▶ **Requirements**: Below are records. Count every line containing the word "focusing" and give the number alone.

▶ **Material for the task**:
________
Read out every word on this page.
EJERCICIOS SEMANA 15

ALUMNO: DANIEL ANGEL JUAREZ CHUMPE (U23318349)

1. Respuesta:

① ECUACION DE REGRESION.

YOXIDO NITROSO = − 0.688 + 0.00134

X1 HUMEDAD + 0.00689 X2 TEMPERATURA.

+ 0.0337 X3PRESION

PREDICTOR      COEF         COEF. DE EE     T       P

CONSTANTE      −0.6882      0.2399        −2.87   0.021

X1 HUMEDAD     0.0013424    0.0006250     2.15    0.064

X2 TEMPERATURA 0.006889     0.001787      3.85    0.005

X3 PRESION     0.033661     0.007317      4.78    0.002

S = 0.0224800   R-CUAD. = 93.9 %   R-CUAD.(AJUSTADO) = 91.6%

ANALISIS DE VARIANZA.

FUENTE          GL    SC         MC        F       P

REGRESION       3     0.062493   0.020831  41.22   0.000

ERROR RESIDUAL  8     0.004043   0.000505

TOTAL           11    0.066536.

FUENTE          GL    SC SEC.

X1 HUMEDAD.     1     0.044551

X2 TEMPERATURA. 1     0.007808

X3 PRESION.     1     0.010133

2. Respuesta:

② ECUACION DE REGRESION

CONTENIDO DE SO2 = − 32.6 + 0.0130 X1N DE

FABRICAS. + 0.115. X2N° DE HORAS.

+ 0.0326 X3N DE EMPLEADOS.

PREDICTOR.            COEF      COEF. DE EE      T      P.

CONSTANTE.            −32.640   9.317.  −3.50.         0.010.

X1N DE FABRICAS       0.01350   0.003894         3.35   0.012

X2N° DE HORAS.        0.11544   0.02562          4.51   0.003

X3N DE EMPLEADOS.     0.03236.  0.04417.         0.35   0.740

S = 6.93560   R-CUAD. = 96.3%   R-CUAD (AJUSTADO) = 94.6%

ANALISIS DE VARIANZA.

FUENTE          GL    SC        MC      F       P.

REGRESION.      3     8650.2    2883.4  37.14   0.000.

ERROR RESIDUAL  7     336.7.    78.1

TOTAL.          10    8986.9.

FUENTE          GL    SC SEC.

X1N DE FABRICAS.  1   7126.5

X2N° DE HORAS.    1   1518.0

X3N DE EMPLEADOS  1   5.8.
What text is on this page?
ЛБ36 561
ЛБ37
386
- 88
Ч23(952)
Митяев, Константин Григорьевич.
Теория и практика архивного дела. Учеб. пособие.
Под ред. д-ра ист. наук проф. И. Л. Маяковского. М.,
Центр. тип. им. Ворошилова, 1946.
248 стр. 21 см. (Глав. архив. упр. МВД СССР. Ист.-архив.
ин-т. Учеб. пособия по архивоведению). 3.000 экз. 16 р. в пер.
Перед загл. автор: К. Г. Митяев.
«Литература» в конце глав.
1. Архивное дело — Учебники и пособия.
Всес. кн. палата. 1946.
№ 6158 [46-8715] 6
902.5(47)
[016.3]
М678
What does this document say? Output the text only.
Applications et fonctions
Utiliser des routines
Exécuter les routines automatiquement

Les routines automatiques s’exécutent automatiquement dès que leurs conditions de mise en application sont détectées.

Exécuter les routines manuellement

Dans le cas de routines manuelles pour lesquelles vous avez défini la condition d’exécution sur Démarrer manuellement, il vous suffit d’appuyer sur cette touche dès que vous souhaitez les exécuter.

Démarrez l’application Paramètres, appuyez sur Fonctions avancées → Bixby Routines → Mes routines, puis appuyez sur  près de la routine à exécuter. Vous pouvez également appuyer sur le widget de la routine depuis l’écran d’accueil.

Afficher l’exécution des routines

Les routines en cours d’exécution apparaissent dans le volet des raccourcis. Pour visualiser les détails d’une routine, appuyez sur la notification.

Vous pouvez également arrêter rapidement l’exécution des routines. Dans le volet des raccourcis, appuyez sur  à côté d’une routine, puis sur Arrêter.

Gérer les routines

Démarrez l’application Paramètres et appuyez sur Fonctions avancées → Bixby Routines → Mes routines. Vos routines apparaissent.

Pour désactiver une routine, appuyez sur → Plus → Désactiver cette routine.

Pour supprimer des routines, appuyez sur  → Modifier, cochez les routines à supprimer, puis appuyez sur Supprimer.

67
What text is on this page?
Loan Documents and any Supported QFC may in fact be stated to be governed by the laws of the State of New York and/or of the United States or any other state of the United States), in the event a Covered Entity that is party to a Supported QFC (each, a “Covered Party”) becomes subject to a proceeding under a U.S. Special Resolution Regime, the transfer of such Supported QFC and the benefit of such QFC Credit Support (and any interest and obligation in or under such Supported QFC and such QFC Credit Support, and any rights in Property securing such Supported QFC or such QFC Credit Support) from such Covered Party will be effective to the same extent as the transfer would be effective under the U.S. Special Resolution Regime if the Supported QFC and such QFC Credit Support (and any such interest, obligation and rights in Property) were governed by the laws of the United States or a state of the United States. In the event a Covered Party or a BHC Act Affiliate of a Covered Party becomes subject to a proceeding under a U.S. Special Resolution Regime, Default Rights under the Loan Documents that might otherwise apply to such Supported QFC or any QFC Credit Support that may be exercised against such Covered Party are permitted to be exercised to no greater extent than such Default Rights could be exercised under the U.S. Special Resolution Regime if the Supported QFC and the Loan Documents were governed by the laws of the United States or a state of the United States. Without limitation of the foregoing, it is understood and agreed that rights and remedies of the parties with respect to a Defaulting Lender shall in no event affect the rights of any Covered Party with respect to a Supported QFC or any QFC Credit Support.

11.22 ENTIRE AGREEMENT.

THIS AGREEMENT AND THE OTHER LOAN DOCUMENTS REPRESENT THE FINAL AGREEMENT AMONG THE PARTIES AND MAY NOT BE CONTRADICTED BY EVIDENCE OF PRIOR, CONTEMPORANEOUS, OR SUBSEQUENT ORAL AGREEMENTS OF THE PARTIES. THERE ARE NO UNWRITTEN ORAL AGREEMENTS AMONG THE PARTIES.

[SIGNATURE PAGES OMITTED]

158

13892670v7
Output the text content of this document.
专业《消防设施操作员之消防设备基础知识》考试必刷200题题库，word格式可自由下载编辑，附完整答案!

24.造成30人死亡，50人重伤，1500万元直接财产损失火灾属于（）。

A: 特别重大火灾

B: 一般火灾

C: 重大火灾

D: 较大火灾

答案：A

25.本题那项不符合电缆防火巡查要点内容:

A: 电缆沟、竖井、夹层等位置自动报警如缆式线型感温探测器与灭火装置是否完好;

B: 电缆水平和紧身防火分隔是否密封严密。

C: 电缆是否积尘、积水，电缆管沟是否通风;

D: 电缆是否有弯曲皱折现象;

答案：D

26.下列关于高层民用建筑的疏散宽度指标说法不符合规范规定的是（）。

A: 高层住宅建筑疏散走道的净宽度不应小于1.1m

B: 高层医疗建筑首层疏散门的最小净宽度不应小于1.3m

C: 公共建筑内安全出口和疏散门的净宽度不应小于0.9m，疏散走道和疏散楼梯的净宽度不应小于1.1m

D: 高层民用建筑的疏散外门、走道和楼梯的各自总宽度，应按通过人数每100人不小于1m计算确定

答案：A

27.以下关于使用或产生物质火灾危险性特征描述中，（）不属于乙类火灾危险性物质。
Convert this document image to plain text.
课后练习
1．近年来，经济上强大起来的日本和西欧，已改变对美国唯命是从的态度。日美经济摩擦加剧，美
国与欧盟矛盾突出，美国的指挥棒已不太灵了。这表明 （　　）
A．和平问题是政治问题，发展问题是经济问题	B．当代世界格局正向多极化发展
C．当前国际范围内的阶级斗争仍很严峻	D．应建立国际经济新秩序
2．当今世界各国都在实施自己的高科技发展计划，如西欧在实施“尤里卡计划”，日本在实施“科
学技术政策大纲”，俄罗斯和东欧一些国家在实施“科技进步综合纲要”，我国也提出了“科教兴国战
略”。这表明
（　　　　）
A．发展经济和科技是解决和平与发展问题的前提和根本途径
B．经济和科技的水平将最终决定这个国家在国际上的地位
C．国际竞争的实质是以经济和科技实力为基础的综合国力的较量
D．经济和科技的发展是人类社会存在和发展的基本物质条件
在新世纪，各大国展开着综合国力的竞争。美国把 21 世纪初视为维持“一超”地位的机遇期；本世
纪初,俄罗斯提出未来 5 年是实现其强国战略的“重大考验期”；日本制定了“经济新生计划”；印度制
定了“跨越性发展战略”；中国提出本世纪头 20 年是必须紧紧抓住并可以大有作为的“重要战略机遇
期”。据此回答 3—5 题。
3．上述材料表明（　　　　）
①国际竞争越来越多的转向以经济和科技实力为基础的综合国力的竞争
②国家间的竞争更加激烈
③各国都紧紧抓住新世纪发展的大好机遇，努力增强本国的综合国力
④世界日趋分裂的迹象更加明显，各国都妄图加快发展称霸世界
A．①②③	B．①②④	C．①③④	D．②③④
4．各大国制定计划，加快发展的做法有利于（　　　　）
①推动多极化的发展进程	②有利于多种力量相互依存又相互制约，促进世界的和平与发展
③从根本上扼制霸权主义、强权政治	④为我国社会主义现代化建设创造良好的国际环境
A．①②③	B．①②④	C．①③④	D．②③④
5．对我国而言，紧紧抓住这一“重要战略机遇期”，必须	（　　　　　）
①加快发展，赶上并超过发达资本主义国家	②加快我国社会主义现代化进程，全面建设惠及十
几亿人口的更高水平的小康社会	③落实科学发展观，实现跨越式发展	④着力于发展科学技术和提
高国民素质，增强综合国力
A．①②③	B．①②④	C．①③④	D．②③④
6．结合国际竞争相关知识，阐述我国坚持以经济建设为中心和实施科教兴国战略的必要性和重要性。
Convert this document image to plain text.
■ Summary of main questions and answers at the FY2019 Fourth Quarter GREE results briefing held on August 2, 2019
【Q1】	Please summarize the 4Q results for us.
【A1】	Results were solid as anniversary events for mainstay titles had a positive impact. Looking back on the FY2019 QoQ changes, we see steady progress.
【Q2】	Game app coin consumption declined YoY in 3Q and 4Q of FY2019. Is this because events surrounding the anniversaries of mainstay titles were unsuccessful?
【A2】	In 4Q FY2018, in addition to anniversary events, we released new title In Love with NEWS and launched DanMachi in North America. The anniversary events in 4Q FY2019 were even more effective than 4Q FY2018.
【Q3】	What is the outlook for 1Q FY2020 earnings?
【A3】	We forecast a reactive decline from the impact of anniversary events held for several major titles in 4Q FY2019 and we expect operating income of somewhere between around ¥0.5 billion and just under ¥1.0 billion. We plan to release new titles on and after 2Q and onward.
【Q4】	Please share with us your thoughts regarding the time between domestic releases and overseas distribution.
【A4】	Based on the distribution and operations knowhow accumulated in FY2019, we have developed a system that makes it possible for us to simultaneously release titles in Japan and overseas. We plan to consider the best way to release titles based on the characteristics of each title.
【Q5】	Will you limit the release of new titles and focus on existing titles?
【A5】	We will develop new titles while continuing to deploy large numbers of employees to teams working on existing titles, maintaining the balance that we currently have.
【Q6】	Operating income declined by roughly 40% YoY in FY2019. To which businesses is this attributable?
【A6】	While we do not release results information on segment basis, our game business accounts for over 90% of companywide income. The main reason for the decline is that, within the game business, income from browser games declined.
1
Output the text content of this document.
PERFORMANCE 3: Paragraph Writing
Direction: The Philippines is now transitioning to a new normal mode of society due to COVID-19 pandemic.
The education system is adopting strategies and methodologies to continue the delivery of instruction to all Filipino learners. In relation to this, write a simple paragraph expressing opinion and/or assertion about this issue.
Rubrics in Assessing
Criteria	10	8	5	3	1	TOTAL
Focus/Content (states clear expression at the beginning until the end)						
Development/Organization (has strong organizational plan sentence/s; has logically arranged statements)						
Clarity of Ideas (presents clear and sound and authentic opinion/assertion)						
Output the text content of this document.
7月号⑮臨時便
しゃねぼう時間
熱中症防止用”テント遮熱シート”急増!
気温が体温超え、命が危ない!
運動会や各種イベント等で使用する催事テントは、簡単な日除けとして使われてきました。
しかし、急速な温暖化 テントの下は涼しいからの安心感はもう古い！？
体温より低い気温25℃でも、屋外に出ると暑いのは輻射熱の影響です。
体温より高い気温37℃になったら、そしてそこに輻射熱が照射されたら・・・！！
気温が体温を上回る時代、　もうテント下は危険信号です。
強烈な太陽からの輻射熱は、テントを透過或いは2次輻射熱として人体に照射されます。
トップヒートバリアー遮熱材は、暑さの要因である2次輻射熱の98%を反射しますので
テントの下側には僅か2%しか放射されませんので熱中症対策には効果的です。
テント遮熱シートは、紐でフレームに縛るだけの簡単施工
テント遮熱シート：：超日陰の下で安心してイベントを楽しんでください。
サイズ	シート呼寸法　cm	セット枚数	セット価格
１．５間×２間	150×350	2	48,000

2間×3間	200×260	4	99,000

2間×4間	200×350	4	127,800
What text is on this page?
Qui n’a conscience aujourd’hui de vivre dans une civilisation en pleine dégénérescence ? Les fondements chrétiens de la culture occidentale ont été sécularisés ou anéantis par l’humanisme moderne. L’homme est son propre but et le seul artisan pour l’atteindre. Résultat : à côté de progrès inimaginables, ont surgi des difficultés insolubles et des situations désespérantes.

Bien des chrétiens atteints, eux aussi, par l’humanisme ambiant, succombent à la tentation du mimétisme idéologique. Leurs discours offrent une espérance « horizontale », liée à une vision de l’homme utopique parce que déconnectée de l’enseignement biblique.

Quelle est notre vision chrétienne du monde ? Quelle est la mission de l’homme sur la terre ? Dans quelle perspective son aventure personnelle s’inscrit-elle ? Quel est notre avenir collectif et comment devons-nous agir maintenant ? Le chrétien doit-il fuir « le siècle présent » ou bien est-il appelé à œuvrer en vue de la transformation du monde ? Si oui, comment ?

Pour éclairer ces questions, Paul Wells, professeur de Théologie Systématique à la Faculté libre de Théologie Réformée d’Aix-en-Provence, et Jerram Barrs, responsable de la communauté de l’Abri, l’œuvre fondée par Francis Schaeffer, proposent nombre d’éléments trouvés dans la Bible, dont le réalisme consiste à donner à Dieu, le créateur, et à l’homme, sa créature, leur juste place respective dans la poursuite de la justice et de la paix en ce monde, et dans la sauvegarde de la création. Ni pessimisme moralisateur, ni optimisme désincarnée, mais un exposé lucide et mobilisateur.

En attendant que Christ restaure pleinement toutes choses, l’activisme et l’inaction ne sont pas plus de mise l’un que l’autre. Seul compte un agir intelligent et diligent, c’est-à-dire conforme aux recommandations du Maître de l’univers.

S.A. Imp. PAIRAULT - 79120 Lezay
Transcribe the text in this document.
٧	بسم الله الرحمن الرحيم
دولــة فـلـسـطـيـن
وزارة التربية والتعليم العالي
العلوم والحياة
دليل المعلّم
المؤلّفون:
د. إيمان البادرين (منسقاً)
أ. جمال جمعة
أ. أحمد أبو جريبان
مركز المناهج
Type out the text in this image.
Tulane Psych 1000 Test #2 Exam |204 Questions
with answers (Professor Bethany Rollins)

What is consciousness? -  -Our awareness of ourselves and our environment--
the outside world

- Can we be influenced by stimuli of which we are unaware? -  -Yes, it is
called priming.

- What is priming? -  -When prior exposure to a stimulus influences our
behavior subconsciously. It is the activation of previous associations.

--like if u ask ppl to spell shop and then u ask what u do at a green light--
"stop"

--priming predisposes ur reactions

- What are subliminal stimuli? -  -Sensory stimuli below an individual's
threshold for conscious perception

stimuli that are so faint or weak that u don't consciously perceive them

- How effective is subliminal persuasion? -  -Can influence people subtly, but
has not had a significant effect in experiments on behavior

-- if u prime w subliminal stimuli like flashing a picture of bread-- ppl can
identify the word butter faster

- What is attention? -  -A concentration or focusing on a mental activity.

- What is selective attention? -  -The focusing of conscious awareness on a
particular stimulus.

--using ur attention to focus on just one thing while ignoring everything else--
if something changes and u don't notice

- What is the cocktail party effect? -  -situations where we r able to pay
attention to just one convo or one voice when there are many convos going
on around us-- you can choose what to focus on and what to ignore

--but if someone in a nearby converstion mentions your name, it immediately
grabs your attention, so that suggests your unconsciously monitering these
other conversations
________
▶ **Written answer**: 2